**THE EXERCISE**
Present the data once more in exactly its original form.

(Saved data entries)
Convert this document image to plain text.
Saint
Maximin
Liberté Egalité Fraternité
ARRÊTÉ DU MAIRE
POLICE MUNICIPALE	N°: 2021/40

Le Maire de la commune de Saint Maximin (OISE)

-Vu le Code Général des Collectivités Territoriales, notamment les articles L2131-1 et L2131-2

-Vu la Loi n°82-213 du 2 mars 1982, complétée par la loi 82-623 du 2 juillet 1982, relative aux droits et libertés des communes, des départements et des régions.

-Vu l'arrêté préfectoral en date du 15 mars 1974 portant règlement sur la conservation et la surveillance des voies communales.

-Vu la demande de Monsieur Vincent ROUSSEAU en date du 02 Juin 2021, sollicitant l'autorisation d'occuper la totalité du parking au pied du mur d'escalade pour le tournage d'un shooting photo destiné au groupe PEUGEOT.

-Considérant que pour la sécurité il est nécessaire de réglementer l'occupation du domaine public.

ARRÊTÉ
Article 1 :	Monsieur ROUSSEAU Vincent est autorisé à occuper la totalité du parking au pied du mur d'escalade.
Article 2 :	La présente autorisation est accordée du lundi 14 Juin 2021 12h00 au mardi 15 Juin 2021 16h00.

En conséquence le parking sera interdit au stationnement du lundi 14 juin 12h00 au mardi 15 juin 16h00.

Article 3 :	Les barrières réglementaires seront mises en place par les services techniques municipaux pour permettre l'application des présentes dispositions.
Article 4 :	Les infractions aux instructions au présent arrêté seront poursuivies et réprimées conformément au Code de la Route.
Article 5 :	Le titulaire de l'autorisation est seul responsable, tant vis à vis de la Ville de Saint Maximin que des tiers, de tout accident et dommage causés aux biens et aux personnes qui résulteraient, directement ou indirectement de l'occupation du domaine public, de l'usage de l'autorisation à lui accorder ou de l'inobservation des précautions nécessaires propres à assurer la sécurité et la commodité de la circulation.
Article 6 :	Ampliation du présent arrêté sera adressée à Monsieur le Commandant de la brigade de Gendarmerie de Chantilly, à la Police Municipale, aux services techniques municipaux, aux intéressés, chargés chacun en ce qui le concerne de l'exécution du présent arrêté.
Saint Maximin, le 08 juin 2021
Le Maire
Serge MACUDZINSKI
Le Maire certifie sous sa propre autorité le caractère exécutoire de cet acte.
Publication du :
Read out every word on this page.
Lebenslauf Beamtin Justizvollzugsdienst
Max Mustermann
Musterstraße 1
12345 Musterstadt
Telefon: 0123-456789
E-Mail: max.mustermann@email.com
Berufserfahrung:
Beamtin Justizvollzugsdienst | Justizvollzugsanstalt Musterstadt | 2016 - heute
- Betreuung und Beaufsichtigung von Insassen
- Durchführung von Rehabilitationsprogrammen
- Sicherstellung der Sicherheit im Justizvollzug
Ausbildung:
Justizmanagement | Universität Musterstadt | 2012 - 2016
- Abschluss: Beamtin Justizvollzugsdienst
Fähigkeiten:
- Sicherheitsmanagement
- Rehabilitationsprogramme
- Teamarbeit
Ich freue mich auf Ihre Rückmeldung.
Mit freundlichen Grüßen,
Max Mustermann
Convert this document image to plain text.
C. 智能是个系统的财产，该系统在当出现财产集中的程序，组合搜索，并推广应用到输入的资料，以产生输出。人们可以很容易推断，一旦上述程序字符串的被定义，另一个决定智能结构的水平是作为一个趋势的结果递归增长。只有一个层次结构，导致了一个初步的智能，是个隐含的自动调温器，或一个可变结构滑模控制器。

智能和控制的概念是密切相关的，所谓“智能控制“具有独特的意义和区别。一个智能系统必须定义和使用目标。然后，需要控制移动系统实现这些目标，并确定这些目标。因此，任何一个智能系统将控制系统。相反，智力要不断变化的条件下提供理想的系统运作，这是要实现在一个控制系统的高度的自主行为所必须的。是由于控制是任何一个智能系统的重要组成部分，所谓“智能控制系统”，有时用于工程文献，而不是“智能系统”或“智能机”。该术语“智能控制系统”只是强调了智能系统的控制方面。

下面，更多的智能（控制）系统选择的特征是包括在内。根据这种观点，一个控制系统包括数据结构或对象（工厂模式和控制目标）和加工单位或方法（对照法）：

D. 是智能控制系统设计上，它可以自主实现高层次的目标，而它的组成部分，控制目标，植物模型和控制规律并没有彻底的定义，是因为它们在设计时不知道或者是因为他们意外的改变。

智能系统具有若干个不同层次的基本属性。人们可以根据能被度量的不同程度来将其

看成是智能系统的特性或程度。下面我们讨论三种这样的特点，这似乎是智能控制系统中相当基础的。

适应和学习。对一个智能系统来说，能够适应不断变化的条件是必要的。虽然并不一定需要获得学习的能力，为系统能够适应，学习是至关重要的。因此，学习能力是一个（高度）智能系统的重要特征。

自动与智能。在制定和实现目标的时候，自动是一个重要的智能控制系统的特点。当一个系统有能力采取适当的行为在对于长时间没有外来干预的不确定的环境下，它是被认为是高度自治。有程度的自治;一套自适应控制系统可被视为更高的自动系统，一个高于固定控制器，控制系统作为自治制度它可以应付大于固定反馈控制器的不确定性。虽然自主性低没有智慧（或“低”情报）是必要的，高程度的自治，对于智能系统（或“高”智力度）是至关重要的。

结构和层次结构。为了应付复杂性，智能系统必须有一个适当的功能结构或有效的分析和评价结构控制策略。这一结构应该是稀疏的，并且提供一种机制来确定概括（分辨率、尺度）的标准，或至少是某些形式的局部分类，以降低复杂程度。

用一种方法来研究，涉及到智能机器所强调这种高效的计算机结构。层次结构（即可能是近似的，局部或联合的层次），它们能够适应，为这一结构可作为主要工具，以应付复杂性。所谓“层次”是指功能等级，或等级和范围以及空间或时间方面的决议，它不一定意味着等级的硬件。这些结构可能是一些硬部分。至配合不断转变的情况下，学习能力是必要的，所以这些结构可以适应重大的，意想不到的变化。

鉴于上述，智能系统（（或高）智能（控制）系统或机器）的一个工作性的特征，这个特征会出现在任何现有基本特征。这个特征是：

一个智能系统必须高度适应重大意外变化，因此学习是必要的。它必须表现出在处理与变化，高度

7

**TASK RESPONSE**
Convert this document image to plain text.
Saint
Maximin
Liberté Egalité Fraternité
ARRÊTÉ DU MAIRE
POLICE MUNICIPALE	N°: 2021/40

Le Maire de la commune de Saint Maximin (OISE)

-Vu le Code Général des Collectivités Territoriales, notamment les articles L2131-1 et L2131-2

-Vu la Loi n°82-213 du 2 mars 1982, complétée par la loi 82-623 du 2 juillet 1982, relative aux droits et libertés des communes, des départements et des régions.

-Vu l'arrêté préfectoral en date du 15 mars 1974 portant règlement sur la conservation et la surveillance des voies communales.

-Vu la demande de Monsieur Vincent ROUSSEAU en date du 02 Juin 2021, sollicitant l'autorisation d'occuper la totalité du parking au pied du mur d'escalade pour le tournage d'un shooting photo destiné au groupe PEUGEOT.

-Considérant que pour la sécurité il est nécessaire de réglementer l'occupation du domaine public.

ARRÊTÉ
Article 1 :	Monsieur ROUSSEAU Vincent est autorisé à occuper la totalité du parking au pied du mur d'escalade.
Article 2 :	La présente autorisation est accordée du lundi 14 Juin 2021 12h00 au mardi 15 Juin 2021 16h00.

En conséquence le parking sera interdit au stationnement du lundi 14 juin 12h00 au mardi 15 juin 16h00.

Article 3 :	Les barrières réglementaires seront mises en place par les services techniques municipaux pour permettre l'application des présentes dispositions.
Article 4 :	Les infractions aux instructions au présent arrêté seront poursuivies et réprimées conformément au Code de la Route.
Article 5 :	Le titulaire de l'autorisation est seul responsable, tant vis à vis de la Ville de Saint Maximin que des tiers, de tout accident et dommage causés aux biens et aux personnes qui résulteraient, directement ou indirectement de l'occupation du domaine public, de l'usage de l'autorisation à lui accorder ou de l'inobservation des précautions nécessaires propres à assurer la sécurité et la commodité de la circulation.
Article 6 :	Ampliation du présent arrêté sera adressée à Monsieur le Commandant de la brigade de Gendarmerie de Chantilly, à la Police Municipale, aux services techniques municipaux, aux intéressés, chargés chacun en ce qui le concerne de l'exécution du présent arrêté.
Saint Maximin, le 08 juin 2021
Le Maire
Serge MACUDZINSKI
Le Maire certifie sous sa propre autorité le caractère exécutoire de cet acte.
Publication du :
Read out every word on this page.
Lebenslauf Beamtin Justizvollzugsdienst
Max Mustermann
Musterstraße 1
12345 Musterstadt
Telefon: 0123-456789
E-Mail: max.mustermann@email.com
Berufserfahrung:
Beamtin Justizvollzugsdienst | Justizvollzugsanstalt Musterstadt | 2016 - heute
- Betreuung und Beaufsichtigung von Insassen
- Durchführung von Rehabilitationsprogrammen
- Sicherstellung der Sicherheit im Justizvollzug
Ausbildung:
Justizmanagement | Universität Musterstadt | 2012 - 2016
- Abschluss: Beamtin Justizvollzugsdienst
Fähigkeiten:
- Sicherheitsmanagement
- Rehabilitationsprogramme
- Teamarbeit
Ich freue mich auf Ihre Rückmeldung.
Mit freundlichen Grüßen,
Max Mustermann
Convert this document image to plain text.
C. 智能是个系统的财产，该系统在当出现财产集中的程序，组合搜索，并推广应用到输入的资料，以产生输出。人们可以很容易推断，一旦上述程序字符串的被定义，另一个决定智能结构的水平是作为一个趋势的结果递归增长。只有一个层次结构，导致了一个初步的智能，是个隐含的自动调温器，或一个可变结构滑模控制器。

智能和控制的概念是密切相关的，所谓“智能控制“具有独特的意义和区别。一个智能系统必须定义和使用目标。然后，需要控制移动系统实现这些目标，并确定这些目标。因此，任何一个智能系统将控制系统。相反，智力要不断变化的条件下提供理想的系统运作，这是要实现在一个控制系统的高度的自主行为所必须的。是由于控制是任何一个智能系统的重要组成部分，所谓“智能控制系统”，有时用于工程文献，而不是“智能系统”或“智能机”。该术语“智能控制系统”只是强调了智能系统的控制方面。

下面，更多的智能（控制）系统选择的特征是包括在内。根据这种观点，一个控制系统包括数据结构或对象（工厂模式和控制目标）和加工单位或方法（对照法）：

D. 是智能控制系统设计上，它可以自主实现高层次的目标，而它的组成部分，控制目标，植物模型和控制规律并没有彻底的定义，是因为它们在设计时不知道或者是因为他们意外的改变。

智能系统具有若干个不同层次的基本属性。人们可以根据能被度量的不同程度来将其

看成是智能系统的特性或程度。下面我们讨论三种这样的特点，这似乎是智能控制系统中相当基础的。

适应和学习。对一个智能系统来说，能够适应不断变化的条件是必要的。虽然并不一定需要获得学习的能力，为系统能够适应，学习是至关重要的。因此，学习能力是一个（高度）智能系统的重要特征。

自动与智能。在制定和实现目标的时候，自动是一个重要的智能控制系统的特点。当一个系统有能力采取适当的行为在对于长时间没有外来干预的不确定的环境下，它是被认为是高度自治。有程度的自治;一套自适应控制系统可被视为更高的自动系统，一个高于固定控制器，控制系统作为自治制度它可以应付大于固定反馈控制器的不确定性。虽然自主性低没有智慧（或“低”情报）是必要的，高程度的自治，对于智能系统（或“高”智力度）是至关重要的。

结构和层次结构。为了应付复杂性，智能系统必须有一个适当的功能结构或有效的分析和评价结构控制策略。这一结构应该是稀疏的，并且提供一种机制来确定概括（分辨率、尺度）的标准，或至少是某些形式的局部分类，以降低复杂程度。

用一种方法来研究，涉及到智能机器所强调这种高效的计算机结构。层次结构（即可能是近似的，局部或联合的层次），它们能够适应，为这一结构可作为主要工具，以应付复杂性。所谓“层次”是指功能等级，或等级和范围以及空间或时间方面的决议，它不一定意味着等级的硬件。这些结构可能是一些硬部分。至配合不断转变的情况下，学习能力是必要的，所以这些结构可以适应重大的，意想不到的变化。

鉴于上述，智能系统（（或高）智能（控制）系统或机器）的一个工作性的特征，这个特征会出现在任何现有基本特征。这个特征是：

一个智能系统必须高度适应重大意外变化，因此学习是必要的。它必须表现出在处理与变化，高度

7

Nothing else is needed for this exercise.